TEKS KUTIPAN »

Minggu, 01 April 2018

Pilkada 2018 sebagai Kunci

Pilkada 2018 sebagai Kunci
Arya Budi  ;   Dosen Departemen Politik dan Pemerintahan UGM;
Research Associate Poltracking Indonesia
                                              MEDIA INDONESIA, 31 Maret 2018



                                                           
PEMILIHAN kepala daerah (pilkada) yang dilaksanakan serentak pada Juni 2018 pada dasarnya ialah pilkada serentak ketiga setelah Pilkada serentak 2015 dan terakhir Pilkada serentak 2017. Artinya, dalam kacamata penyelenggara atau pihak-pihak yang bertanggung jawab, ada banyak hal yang telah menjadi pembelajaran, evaluasi, dan perbaikan.

Namun, Pilkada 2018 menjadi salah satu momentum politik elektoral paling krusial dan berbeda dari dua kali pilkada serentak sebelumnya dimana ada beberapa variabel yang sangat mungkin tidak ditemukan pada pilkada serentak sebelumnya. Ada dua hal yang menyebabkan Pilkada 2018 sangat krusial. Pertama, daerah yang menyelenggarakan; dan kedua, waktu penyelenggaraan.

TUGAS YANG DIBERIKAN 1 »
Salin kata demi kata bagian artikel tentang Pilkada 2018, dimulai dari "Namun, Pilkada 2018" dan berakhir pada "kedua, waktu penyelenggaraan.".

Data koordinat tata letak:
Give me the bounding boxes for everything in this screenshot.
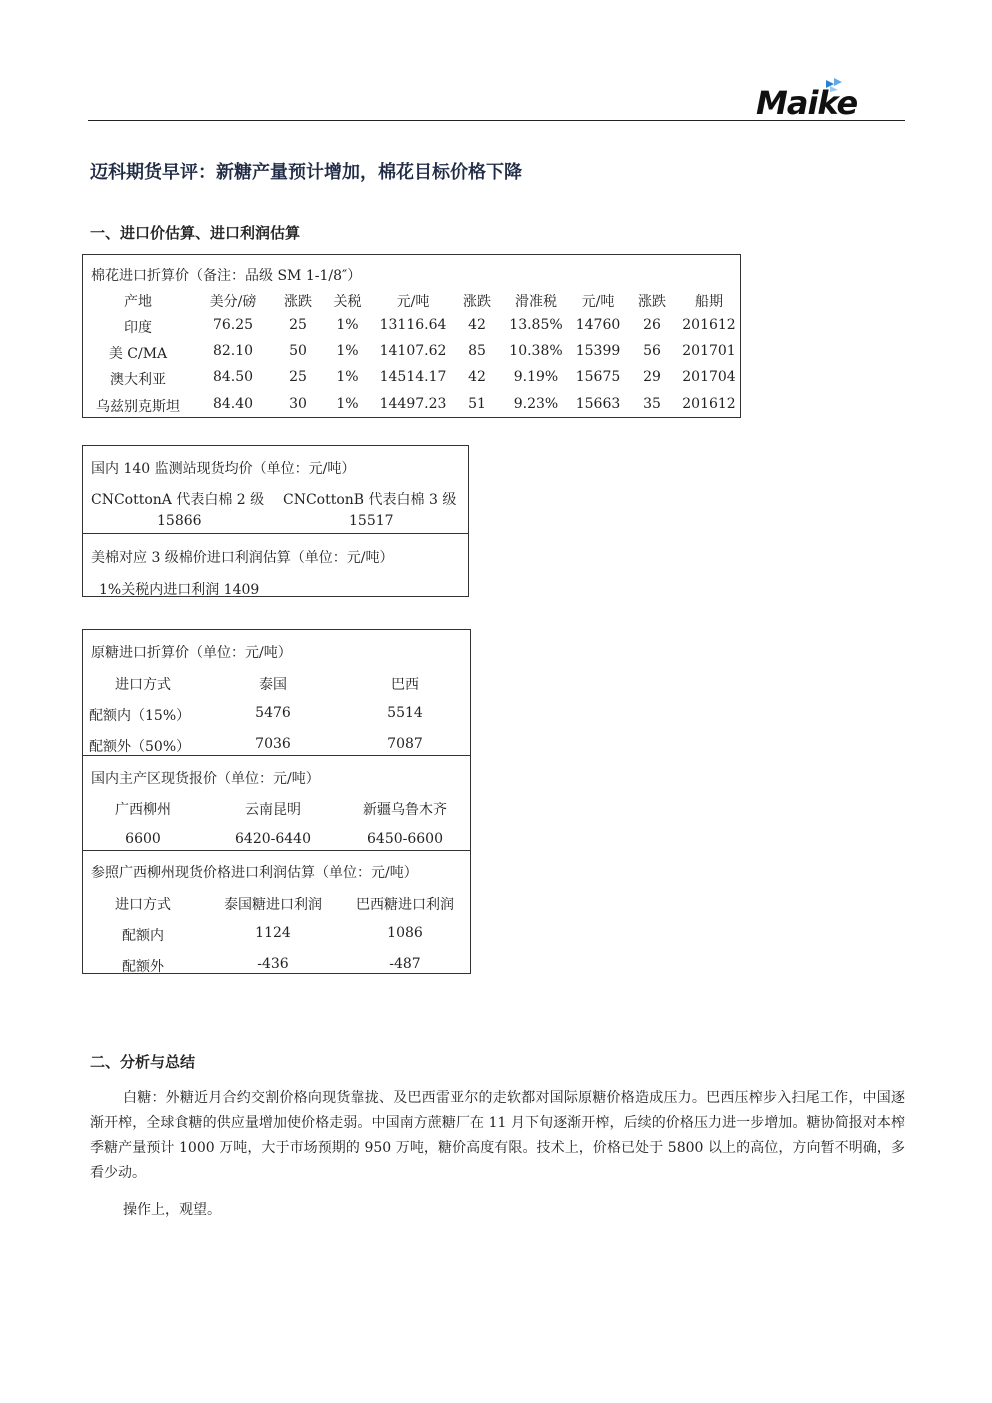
table-cell: 14107.62 — [379, 343, 447, 359]
header-cell: 巴西糖进口利润 — [356, 897, 454, 913]
table-header-row — [83, 291, 740, 311]
table-cell: 7036 — [255, 736, 291, 752]
sugar-spot-caption: 国内主产区现货报价（单位：元/吨） — [91, 771, 320, 787]
table-cell: 美 C/MA — [108, 346, 168, 362]
section-heading-import: 一、进口价估算、进口利润估算 — [90, 224, 301, 242]
table-cell: -436 — [257, 956, 289, 972]
table-cell: 56 — [643, 343, 661, 359]
table-cell: 6600 — [125, 831, 161, 847]
table-cell: 10.38% — [509, 343, 563, 359]
header-cell: 泰国 — [259, 677, 287, 693]
table-cell: 配额外 — [122, 959, 164, 975]
table-cell: 1086 — [387, 925, 423, 941]
table-cell: 1% — [336, 396, 359, 412]
table-cell: 84.50 — [212, 369, 254, 385]
table-cell: 50 — [289, 343, 307, 359]
table-cell: 26 — [643, 317, 661, 333]
header-cell: 进口方式 — [115, 677, 171, 693]
header-cell: 进口方式 — [115, 897, 171, 913]
table-cell: 51 — [468, 396, 486, 412]
table-header-row — [83, 799, 470, 819]
header-cell: 新疆乌鲁木齐 — [363, 802, 447, 818]
header-cell: 巴西 — [391, 677, 419, 693]
sugar-profit-caption: 参照广西柳州现货价格进口利润估算（单位：元/吨） — [91, 865, 418, 881]
table-cell: 25 — [289, 317, 307, 333]
operation-paragraph: 操作上，观望。 — [123, 1202, 221, 1218]
sugar-table — [82, 629, 471, 974]
table-cell: 201612 — [682, 396, 736, 412]
table-cell: 配额内（15%） — [89, 708, 191, 724]
table-cell: 84.40 — [212, 396, 254, 412]
table-cell: 1% — [336, 343, 359, 359]
table-row — [83, 925, 470, 945]
table-cell: 9.23% — [513, 396, 559, 412]
table-cell: 6450-6600 — [367, 831, 443, 847]
table-cell: 配额内 — [122, 928, 164, 944]
table-cell: 1% — [336, 317, 359, 333]
table-cell: 13116.64 — [379, 317, 447, 333]
cotton-import-table — [82, 254, 741, 418]
header-cell: 产地 — [124, 294, 152, 310]
table-cell: 5514 — [387, 705, 423, 721]
page-title: 迈科期货早评：新糖产量预计增加，棉花目标价格下降 — [90, 162, 522, 183]
table-cell: 14497.23 — [379, 396, 447, 412]
table-row — [83, 343, 740, 363]
analysis-paragraph: 白糖：外糖近月合约交割价格向现货靠拢、及巴西雷亚尔的走软都对国际原糖价格造成压力。巴西压榨步入扫尾工作，中国逐渐开榨，全球食糖的供应量增加使价格走弱。中国南方蔗糖厂在 11 月下旬逐渐开榨，后续的价格压力进一步增加。糖协简报对本榨季糖产量预计 1000 万吨，大于市场预期的 950 万吨，糖价高度有限。技术上，价格已处于 5800 以上的高位，方向暂不明确，多看少动。 — [90, 1090, 905, 1181]
table-header-row — [83, 894, 470, 914]
table-row — [83, 369, 740, 389]
logo-text: Maike — [756, 84, 858, 122]
table-cell: 乌兹别克斯坦 — [96, 399, 180, 415]
header-cell: 元/吨 — [581, 294, 615, 310]
header-cell: 元/吨 — [396, 294, 430, 310]
section-heading-analysis: 二、分析与总结 — [90, 1053, 196, 1071]
table-cell: 29 — [643, 369, 661, 385]
table-cell: 201701 — [682, 343, 736, 359]
header-cell: 云南昆明 — [245, 802, 301, 818]
row-divider — [83, 755, 470, 756]
table-cell: 42 — [468, 317, 486, 333]
maike-logo — [754, 78, 894, 122]
table-row — [83, 956, 470, 976]
table-cell: 1124 — [255, 925, 291, 941]
table-cell: 85 — [468, 343, 486, 359]
header-cell: 涨跌 — [463, 294, 491, 310]
table-cell: 13.85% — [509, 317, 563, 333]
domestic-cotton-table — [82, 445, 469, 597]
header-cell: 泰国糖进口利润 — [224, 897, 322, 913]
table-cell: 15663 — [575, 396, 621, 412]
header-cell: 涨跌 — [638, 294, 666, 310]
header-cell: 关税 — [333, 294, 362, 310]
table-cell: 14514.17 — [379, 369, 447, 385]
cotton-profit-caption: 美棉对应 3 级棉价进口利润估算（单位：元/吨） — [91, 550, 394, 566]
header-cell: 涨跌 — [284, 294, 312, 310]
table-cell: 14760 — [575, 317, 621, 333]
table-cell: 30 — [289, 396, 307, 412]
table-cell: 42 — [468, 369, 486, 385]
table-cell: 7087 — [387, 736, 423, 752]
row-divider — [83, 850, 470, 851]
table-row — [83, 736, 470, 756]
table-cell: 5476 — [255, 705, 291, 721]
cncotton-a-label: CNCottonA 代表白棉 2 级 — [91, 492, 265, 508]
table-cell: 76.25 — [212, 317, 254, 333]
header-cell: 广西柳州 — [115, 802, 171, 818]
sugar-import-caption: 原糖进口折算价（单位：元/吨） — [91, 645, 292, 661]
header-cell: 船期 — [695, 294, 723, 310]
cncotton-a-value: 15866 — [157, 513, 202, 529]
table-cell: 25 — [289, 369, 307, 385]
table-cell: -487 — [389, 956, 421, 972]
table-cell: 6420-6440 — [235, 831, 311, 847]
header-divider — [88, 120, 905, 121]
table-cell: 9.19% — [513, 369, 559, 385]
table-cell: 15399 — [575, 343, 621, 359]
table-cell: 201704 — [682, 369, 736, 385]
table-cell: 82.10 — [212, 343, 254, 359]
cncotton-b-value: 15517 — [349, 513, 394, 529]
cotton-profit-text: 1%关税内进口利润 1409 — [99, 582, 260, 598]
header-cell: 美分/磅 — [209, 294, 257, 310]
table-cell: 印度 — [124, 320, 152, 336]
table-row — [83, 831, 470, 851]
table-cell: 1% — [336, 369, 359, 385]
cncotton-b-label: CNCottonB 代表白棉 3 级 — [283, 492, 457, 508]
table-header-row — [83, 674, 470, 694]
table-cell: 201612 — [682, 317, 736, 333]
table-cell: 澳大利亚 — [110, 372, 166, 388]
cotton-import-caption: 棉花进口折算价（备注：品级 SM 1-1/8″） — [91, 268, 362, 284]
table-cell: 配额外（50%） — [89, 739, 191, 755]
domestic-cotton-caption: 国内 140 监测站现货均价（单位：元/吨） — [91, 461, 356, 477]
table-row — [83, 396, 740, 416]
table-cell: 35 — [643, 396, 661, 412]
table-row — [83, 317, 740, 337]
header-cell: 滑准税 — [515, 294, 557, 310]
table-row — [83, 705, 470, 725]
table-cell: 15675 — [575, 369, 621, 385]
row-divider — [83, 533, 468, 534]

TUGAS YANG DIBERIKAN 2 »
Tulis ulang hanya baris-baris yang ditampilkan, dimulai dari baris yang memuat "table-cell: 14107.62 — [379, 343, 447, 359]" dan berakhir pada baris yang memuat "table-row — [83, 343, 740, 363]", dengan mengganti "header-cell" menjadi "judul-kolom" tanpa mengubah bagian lain.

JAWABAN YANG BENAR 1 »
Namun, Pilkada 2018 menjadi salah satu momentum politik elektoral paling krusial dan berbeda dari dua kali pilkada serentak sebelumnya dimana ada beberapa variabel yang sangat mungkin tidak ditemukan pada pilkada serentak sebelumnya. Ada dua hal yang menyebabkan Pilkada 2018 sangat krusial. Pertama, daerah yang menyelenggarakan; dan kedua, waktu penyelenggaraan.

JAWABAN YANG BENAR 2 »
table-cell: 14107.62 — [379, 343, 447, 359]
judul-kolom: 巴西糖进口利润 — [356, 897, 454, 913]
table-header-row — [83, 291, 740, 311]
table-cell: 7036 — [255, 736, 291, 752]
sugar-spot-caption: 国内主产区现货报价（单位：元/吨） — [91, 771, 320, 787]
table-cell: 美 C/MA — [108, 346, 168, 362]
section-heading-import: 一、进口价估算、进口利润估算 — [90, 224, 301, 242]
table-cell: -436 — [257, 956, 289, 972]
table-cell: 56 — [643, 343, 661, 359]
table-cell: 6600 — [125, 831, 161, 847]
table-cell: 10.38% — [509, 343, 563, 359]
judul-kolom: 泰国 — [259, 677, 287, 693]
table-cell: 配额外 — [122, 959, 164, 975]
table-cell: 1086 — [387, 925, 423, 941]
table-cell: 1% — [336, 396, 359, 412]
table-cell: 84.50 — [212, 369, 254, 385]
table-cell: 50 — [289, 343, 307, 359]
table-cell: 26 — [643, 317, 661, 333]
judul-kolom: 进口方式 — [115, 677, 171, 693]
judul-kolom: 进口方式 — [115, 897, 171, 913]
table-cell: 51 — [468, 396, 486, 412]
table-header-row — [83, 799, 470, 819]
judul-kolom: 新疆乌鲁木齐 — [363, 802, 447, 818]
judul-kolom: 巴西 — [391, 677, 419, 693]
sugar-profit-caption: 参照广西柳州现货价格进口利润估算（单位：元/吨） — [91, 865, 418, 881]
table-cell: 25 — [289, 317, 307, 333]
operation-paragraph: 操作上，观望。 — [123, 1202, 221, 1218]
sugar-table — [82, 629, 471, 974]
table-cell: 201612 — [682, 396, 736, 412]
table-cell: 配额内（15%） — [89, 708, 191, 724]
table-cell: 84.40 — [212, 396, 254, 412]
table-cell: 1% — [336, 343, 359, 359]
table-row — [83, 925, 470, 945]
table-cell: 9.23% — [513, 396, 559, 412]
table-cell: 6450-6600 — [367, 831, 443, 847]
table-cell: 配额内 — [122, 928, 164, 944]
table-cell: 1% — [336, 317, 359, 333]
table-cell: 13116.64 — [379, 317, 447, 333]
cotton-import-table — [82, 254, 741, 418]
judul-kolom: 产地 — [124, 294, 152, 310]
table-cell: 5514 — [387, 705, 423, 721]
page-title: 迈科期货早评：新糖产量预计增加，棉花目标价格下降 — [90, 162, 522, 183]
table-cell: 14497.23 — [379, 396, 447, 412]
table-row — [83, 343, 740, 363]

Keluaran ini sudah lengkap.